Tax Plan 2012 passed by Upper House 

 

22/12/2011 

On December 20, 2011, the Upper House passed the Tax Plan 2012. This bill includes measures in respect of corporate income tax and dividend withholding tax. The most important developments in these areas that have taken place since our last news items on the Tax Plan are discussed below.

Corporate income tax

General/participation interest
One of the questions raised by the Upper House related to the complexity of corporate income tax, and whether the Cabinet plans to completely revise the Corporate Income Tax Act 1969 (“CITA”). In his Memorandum of Reply, the Deputy Minister of Finance indicated that the Cabinet is not intending to propose a general revision of the CITA.

The Deputy Minister once again confirmed that the current interest deduction limitations for corporate income tax will be reviewed in the future bill on participation interest (Bosal costs), also in combination with the acquisition holding company provision (see below). At that time, the interest deduction limitation for acquisition holding companies and the participation interest measure will be checked to ensure they are consistent. The Deputy Minister expects any amendments to the first measure to be primarily technical. The Cabinet’s position is to subsequently leave corporate income tax undisturbed. A separate bill on participation interest is expected in the first half of 2012. However, if this is not attainable, the Deputy Minister will send a letter to parliament, so that the content can in any case be debated.

Interest deduction limitation acquisition holding companies
As you are aware, the Tax Plan 2012 includes a measure in respect of the deduction of interest by acquisition holding companies (Section 15ad CITA, “Section 15ad”). For further information on Section 15ad, please refer to our news item of November 17, 2011, in which we discussed the provision, now passed by parliament, as formulated after the fifth Memorandum of Amendment. During the debates in the Upper House various questions were raised and answered. These are set out below.

·         In relation to. In reply to the question which debts will, in practice, qualify as acquisition debt, the Deputy Minister stated that this will obviously be determined in the same way as applicable under the old acquisition holding company provision that was abolished as of January 1, 2007. At that time, no ‘capacity rule’ was applied.

§ To do: Pick up the article on the Tax Plan 2012 after its last sentence and carry it forward in the same formal style.

(Recorded data)

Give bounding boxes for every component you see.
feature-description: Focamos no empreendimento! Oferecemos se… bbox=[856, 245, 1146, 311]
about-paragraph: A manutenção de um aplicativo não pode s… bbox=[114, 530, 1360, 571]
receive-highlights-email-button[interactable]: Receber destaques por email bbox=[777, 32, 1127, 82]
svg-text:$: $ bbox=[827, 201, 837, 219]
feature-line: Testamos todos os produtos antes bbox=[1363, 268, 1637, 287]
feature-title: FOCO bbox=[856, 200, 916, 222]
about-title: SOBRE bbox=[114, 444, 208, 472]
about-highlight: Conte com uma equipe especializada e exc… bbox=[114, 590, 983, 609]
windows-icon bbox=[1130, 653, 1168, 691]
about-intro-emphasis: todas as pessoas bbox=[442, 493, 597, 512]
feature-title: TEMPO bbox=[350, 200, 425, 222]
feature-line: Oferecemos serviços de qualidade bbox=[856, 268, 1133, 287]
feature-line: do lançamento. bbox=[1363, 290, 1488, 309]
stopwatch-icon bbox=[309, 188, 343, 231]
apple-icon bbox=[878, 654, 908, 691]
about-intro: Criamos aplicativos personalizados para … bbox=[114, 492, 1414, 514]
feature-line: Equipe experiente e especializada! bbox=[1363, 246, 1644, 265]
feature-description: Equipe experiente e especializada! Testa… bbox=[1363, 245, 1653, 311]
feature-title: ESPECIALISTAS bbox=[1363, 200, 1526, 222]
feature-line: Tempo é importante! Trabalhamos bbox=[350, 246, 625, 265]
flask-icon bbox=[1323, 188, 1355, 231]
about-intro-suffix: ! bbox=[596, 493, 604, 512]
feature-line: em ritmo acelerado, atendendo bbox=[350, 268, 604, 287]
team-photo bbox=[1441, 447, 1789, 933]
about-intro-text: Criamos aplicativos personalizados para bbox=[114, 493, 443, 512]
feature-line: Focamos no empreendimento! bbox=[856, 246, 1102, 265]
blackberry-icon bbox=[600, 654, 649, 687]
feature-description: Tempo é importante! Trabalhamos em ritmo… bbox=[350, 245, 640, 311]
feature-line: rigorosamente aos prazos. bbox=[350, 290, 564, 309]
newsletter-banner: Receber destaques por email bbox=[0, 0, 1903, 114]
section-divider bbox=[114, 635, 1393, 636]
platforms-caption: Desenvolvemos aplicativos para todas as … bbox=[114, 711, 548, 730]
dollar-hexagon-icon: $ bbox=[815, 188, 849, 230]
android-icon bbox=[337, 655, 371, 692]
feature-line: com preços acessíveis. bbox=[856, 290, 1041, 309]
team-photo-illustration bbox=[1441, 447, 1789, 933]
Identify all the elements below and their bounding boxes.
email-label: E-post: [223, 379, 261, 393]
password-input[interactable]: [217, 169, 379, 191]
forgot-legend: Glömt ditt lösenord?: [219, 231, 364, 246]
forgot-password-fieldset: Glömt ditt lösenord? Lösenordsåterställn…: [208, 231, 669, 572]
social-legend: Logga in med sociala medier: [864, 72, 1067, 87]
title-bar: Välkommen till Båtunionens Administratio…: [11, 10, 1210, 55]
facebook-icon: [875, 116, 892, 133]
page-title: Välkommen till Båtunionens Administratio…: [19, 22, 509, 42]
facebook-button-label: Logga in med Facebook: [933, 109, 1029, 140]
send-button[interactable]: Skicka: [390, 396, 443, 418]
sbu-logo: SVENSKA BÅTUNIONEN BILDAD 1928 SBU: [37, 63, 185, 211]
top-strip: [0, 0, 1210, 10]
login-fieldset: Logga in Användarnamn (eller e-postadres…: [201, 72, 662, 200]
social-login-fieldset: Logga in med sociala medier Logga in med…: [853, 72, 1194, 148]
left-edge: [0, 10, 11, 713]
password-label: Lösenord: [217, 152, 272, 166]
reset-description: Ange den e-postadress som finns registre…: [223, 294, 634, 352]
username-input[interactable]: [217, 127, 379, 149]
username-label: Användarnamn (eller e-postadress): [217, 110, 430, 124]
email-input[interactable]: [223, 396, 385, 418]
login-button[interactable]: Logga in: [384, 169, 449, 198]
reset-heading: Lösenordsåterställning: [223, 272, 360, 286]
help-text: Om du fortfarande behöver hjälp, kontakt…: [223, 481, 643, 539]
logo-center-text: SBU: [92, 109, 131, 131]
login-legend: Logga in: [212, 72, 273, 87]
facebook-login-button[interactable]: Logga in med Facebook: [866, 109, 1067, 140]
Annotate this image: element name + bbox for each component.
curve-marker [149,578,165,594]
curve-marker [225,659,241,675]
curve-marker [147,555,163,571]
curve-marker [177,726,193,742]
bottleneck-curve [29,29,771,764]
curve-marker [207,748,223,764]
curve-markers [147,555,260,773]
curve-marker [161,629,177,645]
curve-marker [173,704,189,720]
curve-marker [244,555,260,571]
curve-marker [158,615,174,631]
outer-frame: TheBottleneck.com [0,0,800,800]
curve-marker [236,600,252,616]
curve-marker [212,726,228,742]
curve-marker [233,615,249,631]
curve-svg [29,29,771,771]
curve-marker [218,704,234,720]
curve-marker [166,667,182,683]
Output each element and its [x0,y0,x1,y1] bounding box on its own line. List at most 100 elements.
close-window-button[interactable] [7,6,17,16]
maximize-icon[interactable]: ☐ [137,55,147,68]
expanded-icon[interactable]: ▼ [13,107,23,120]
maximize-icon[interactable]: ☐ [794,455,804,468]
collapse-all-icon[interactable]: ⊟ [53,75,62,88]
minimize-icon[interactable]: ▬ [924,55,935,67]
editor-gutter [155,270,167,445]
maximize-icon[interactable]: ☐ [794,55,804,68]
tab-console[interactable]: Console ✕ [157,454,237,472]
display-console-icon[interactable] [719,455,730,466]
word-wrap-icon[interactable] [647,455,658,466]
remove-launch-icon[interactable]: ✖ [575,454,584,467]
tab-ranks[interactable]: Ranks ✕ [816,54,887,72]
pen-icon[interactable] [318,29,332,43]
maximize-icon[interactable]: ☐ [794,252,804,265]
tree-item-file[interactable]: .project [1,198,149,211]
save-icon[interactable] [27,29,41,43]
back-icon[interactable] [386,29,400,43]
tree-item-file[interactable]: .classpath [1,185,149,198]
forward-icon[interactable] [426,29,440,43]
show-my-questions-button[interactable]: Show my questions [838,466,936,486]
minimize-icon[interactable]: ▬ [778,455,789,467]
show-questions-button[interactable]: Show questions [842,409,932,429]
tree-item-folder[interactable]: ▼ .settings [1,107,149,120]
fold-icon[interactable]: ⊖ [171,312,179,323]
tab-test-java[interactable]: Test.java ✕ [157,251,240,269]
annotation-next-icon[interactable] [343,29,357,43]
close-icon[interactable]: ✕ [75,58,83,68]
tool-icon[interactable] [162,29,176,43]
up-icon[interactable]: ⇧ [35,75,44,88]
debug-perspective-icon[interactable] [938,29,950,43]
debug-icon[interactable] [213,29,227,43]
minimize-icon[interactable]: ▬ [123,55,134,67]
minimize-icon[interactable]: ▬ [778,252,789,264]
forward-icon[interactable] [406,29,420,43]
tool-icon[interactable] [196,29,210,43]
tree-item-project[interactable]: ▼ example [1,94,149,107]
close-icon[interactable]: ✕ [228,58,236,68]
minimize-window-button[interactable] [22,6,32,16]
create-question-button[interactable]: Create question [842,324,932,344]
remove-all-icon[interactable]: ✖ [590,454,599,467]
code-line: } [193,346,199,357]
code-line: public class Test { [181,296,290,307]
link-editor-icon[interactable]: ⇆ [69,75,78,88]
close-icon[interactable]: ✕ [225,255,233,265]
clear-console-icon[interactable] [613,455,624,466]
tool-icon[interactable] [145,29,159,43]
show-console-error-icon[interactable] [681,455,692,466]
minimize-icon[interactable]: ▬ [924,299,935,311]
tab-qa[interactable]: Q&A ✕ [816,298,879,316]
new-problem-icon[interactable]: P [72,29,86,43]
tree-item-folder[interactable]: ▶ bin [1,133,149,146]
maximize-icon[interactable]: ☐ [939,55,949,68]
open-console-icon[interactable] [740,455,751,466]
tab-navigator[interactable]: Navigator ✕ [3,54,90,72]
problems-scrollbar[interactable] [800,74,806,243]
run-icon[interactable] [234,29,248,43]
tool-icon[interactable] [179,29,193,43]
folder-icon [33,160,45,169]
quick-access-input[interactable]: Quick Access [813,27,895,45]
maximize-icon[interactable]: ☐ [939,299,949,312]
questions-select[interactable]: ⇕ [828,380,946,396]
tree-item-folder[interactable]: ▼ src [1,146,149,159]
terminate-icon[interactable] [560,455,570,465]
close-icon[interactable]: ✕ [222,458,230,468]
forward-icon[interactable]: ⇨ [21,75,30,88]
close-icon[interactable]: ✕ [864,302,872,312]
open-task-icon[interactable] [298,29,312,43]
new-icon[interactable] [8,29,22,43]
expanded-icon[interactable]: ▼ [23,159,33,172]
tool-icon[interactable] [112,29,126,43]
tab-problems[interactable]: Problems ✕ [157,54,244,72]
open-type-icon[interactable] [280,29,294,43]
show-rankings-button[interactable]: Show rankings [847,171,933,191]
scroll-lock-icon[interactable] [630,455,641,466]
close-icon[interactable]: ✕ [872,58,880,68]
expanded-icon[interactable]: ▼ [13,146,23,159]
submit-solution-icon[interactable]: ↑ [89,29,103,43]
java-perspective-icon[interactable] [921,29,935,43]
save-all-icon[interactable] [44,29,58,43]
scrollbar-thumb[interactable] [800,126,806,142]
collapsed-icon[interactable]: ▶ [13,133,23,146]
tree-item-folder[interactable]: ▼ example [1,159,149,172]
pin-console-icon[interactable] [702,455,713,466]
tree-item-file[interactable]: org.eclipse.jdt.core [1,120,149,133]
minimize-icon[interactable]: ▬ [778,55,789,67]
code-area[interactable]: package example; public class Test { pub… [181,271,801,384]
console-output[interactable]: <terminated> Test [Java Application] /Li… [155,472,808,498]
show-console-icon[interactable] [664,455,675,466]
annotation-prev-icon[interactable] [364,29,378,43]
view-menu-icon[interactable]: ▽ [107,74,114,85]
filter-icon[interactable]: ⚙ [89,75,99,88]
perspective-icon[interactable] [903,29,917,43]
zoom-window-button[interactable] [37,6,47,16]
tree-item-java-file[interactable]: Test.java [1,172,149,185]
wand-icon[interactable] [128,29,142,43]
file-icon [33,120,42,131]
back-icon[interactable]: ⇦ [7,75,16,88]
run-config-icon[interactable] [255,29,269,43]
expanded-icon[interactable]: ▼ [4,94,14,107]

§ Answer to this exercise:
·         Own profit. The Deputy Minister indicated that a profit split must continue to be made even after seven years, if, pursuant to the provision, the acquisition debt has been repaid to 25% of the acquisition price. The profit of an acquired company for which the acquisition debt has been repaid to 25% of the acquisition price will still not be regarded as the ‘own profit’ of the acquiring company.

·         Available cash flow. The Deputy Minister indicated that the taxpayer is free to use the available cash flow as it sees fit. One possible consequence of a taxpayer not using the cash flow to repay acquisition debt, is that the acquisition debt for the year in question will be higher than that permitted under the acquisition holding company provision. As such, the deductible acquisition interest could be limited.

·         ‘Dowry’. The Deputy Minister discussed the − rather unique − situation whereby the acquirer of a participation receives a ‘dowry’ from the vendor. If this dowry causes the consideration provided in exchange for the acquisition of a participation to be reduced, for the application of the acquisition holding company provision a corresponding reduction in the acquisition price applies.

·         Adding together. The Deputy Minister confirmed that the acquisition debt and the acquisition price of all subsidiaries included in a fiscal unity in any one year must be added together, insofar as the relevant tax year involves acquisition debt.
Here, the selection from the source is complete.